For every line in the data below that contains "label", copy the line.

(Source data)
·····
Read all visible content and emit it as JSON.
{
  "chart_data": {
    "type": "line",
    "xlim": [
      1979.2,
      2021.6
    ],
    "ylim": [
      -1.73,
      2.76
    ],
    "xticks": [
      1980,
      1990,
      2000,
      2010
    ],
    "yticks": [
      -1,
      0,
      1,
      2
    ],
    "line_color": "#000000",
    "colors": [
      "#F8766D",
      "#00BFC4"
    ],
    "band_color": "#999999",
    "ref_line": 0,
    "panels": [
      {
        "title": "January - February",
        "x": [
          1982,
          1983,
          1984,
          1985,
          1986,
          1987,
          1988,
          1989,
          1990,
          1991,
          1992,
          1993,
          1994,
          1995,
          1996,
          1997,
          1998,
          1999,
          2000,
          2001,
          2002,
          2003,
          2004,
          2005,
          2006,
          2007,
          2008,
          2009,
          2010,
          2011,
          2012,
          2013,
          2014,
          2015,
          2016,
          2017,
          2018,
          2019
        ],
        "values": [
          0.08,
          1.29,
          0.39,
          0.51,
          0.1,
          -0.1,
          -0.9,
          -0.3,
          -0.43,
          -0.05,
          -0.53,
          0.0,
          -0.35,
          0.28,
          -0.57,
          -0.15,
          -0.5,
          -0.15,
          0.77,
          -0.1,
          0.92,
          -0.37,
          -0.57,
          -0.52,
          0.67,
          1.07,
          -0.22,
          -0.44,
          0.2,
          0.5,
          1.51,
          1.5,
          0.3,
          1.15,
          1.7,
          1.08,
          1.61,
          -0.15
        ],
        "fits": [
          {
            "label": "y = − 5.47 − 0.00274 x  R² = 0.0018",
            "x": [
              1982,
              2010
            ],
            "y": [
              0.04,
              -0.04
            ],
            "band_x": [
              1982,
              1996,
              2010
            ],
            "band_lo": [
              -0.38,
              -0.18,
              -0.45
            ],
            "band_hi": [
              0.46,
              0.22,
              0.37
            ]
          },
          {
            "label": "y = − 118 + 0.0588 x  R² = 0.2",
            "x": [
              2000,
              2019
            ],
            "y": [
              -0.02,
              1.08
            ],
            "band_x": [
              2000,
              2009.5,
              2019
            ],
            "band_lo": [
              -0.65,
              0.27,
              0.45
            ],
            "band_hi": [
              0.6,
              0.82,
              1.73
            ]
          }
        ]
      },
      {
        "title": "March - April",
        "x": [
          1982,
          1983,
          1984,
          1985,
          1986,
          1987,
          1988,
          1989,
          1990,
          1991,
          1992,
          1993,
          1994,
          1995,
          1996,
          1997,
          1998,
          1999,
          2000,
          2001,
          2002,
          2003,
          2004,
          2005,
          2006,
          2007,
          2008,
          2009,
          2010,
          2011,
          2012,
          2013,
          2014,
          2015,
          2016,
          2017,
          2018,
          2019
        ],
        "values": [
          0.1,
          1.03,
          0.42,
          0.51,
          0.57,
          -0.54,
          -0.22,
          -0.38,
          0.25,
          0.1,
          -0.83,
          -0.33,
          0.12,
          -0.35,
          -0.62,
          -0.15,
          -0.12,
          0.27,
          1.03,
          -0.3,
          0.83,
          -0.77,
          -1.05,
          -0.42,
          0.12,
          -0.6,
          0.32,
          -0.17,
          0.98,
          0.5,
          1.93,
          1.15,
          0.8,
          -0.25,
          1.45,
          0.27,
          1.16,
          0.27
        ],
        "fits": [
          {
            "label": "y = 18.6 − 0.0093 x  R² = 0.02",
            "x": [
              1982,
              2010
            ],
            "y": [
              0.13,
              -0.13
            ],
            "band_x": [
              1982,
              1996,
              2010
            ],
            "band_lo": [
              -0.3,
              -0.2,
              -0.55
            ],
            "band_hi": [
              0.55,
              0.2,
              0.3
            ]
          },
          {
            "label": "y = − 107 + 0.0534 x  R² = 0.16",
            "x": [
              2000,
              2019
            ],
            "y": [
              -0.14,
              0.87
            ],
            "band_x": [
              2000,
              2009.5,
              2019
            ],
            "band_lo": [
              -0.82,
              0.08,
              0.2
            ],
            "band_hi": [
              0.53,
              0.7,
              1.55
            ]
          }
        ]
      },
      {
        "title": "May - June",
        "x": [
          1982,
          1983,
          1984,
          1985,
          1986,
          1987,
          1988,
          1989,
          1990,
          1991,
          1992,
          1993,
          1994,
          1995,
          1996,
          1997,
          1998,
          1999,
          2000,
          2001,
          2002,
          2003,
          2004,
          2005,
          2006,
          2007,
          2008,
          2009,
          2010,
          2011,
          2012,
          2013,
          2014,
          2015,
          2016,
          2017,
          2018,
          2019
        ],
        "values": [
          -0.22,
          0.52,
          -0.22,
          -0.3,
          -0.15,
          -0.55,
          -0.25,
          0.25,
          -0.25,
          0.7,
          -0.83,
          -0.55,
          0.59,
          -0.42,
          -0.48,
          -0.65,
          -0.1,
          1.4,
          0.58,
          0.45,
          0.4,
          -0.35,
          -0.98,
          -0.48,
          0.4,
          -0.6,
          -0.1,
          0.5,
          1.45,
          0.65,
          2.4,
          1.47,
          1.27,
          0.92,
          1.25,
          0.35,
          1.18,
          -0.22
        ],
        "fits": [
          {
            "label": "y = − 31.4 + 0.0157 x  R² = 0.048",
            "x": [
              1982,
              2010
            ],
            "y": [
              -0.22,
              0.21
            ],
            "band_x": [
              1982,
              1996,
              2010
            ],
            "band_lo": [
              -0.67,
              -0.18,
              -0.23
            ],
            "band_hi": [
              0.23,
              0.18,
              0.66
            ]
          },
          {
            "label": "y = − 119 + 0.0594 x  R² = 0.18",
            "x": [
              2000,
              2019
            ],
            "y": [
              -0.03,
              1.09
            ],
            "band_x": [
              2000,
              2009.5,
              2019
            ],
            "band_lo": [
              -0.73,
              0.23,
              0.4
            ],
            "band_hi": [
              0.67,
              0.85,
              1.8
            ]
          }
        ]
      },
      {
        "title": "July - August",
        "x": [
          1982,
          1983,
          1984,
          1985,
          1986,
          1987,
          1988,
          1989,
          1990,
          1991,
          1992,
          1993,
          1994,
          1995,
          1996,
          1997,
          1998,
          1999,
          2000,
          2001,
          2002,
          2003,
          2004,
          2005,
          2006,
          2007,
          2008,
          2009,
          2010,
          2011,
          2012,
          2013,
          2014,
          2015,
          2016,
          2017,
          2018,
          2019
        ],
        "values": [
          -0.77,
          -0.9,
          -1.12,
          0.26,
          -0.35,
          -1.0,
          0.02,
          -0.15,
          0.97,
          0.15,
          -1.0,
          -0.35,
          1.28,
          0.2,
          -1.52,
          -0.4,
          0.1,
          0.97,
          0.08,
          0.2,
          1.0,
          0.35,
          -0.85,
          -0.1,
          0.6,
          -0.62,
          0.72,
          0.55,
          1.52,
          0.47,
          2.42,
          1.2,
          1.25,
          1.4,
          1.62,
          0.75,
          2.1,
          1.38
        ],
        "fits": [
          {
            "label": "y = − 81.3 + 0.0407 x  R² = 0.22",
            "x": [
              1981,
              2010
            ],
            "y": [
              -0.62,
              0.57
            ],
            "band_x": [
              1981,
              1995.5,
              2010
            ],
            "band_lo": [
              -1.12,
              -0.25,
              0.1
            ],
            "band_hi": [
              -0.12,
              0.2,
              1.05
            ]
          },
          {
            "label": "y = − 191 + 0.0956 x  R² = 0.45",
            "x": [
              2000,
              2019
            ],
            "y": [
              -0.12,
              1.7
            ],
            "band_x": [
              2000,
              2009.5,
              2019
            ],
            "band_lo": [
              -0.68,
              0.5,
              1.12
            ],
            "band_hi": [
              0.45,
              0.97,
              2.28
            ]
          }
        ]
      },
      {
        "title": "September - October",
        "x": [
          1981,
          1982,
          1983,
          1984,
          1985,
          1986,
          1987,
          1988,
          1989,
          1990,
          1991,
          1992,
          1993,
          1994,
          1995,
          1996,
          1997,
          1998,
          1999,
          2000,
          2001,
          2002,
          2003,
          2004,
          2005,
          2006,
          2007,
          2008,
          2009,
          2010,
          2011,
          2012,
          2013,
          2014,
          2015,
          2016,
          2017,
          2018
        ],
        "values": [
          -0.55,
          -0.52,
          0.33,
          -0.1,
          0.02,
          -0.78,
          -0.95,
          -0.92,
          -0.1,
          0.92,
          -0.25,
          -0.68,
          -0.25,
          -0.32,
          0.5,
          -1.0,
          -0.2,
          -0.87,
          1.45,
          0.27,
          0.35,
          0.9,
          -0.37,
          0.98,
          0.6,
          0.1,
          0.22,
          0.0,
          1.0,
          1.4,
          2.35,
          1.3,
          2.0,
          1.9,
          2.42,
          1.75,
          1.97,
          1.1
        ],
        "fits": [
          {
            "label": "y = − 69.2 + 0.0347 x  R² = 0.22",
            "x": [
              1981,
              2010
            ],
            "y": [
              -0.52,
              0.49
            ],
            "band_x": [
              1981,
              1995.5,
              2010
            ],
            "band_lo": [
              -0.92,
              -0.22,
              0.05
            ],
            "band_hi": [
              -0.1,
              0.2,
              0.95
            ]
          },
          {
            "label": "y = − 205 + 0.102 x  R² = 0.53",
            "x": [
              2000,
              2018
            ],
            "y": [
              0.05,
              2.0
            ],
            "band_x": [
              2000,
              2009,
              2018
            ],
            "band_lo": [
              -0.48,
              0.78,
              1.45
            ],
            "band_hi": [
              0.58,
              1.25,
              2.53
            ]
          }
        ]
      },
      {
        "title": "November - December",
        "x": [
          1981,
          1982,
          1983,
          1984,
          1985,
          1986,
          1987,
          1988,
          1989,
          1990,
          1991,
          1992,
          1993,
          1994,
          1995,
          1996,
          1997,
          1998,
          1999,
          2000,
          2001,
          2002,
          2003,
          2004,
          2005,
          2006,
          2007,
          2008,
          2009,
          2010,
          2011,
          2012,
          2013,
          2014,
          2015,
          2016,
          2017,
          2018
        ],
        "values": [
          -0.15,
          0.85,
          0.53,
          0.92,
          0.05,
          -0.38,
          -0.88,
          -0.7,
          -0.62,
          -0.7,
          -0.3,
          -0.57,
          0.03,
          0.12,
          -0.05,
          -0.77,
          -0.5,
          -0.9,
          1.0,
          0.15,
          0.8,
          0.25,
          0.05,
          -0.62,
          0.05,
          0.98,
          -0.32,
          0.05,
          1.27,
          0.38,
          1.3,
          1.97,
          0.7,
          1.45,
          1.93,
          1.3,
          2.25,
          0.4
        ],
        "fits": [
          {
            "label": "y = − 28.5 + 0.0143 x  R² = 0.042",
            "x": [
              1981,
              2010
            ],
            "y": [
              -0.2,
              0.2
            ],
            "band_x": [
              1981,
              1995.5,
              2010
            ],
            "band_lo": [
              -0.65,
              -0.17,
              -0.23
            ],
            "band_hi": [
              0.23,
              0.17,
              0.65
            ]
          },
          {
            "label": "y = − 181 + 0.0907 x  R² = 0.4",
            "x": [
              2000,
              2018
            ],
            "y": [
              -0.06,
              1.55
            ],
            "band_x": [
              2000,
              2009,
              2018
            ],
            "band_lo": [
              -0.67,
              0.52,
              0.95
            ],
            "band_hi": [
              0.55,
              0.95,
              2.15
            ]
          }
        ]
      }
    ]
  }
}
·····
**Response to this exercise**
            "label": "y = − 5.47 − 0.00274 x  R² = 0.0018",
            "label": "y = − 118 + 0.0588 x  R² = 0.2",
            "label": "y = 18.6 − 0.0093 x  R² = 0.02",
            "label": "y = − 107 + 0.0534 x  R² = 0.16",
            "label": "y = − 31.4 + 0.0157 x  R² = 0.048",
            "label": "y = − 119 + 0.0594 x  R² = 0.18",
            "label": "y = − 81.3 + 0.0407 x  R² = 0.22",
            "label": "y = − 191 + 0.0956 x  R² = 0.45",
            "label": "y = − 69.2 + 0.0347 x  R² = 0.22",
            "label": "y = − 205 + 0.102 x  R² = 0.53",
            "label": "y = − 28.5 + 0.0143 x  R² = 0.042",
            "label": "y = − 181 + 0.0907 x  R² = 0.4",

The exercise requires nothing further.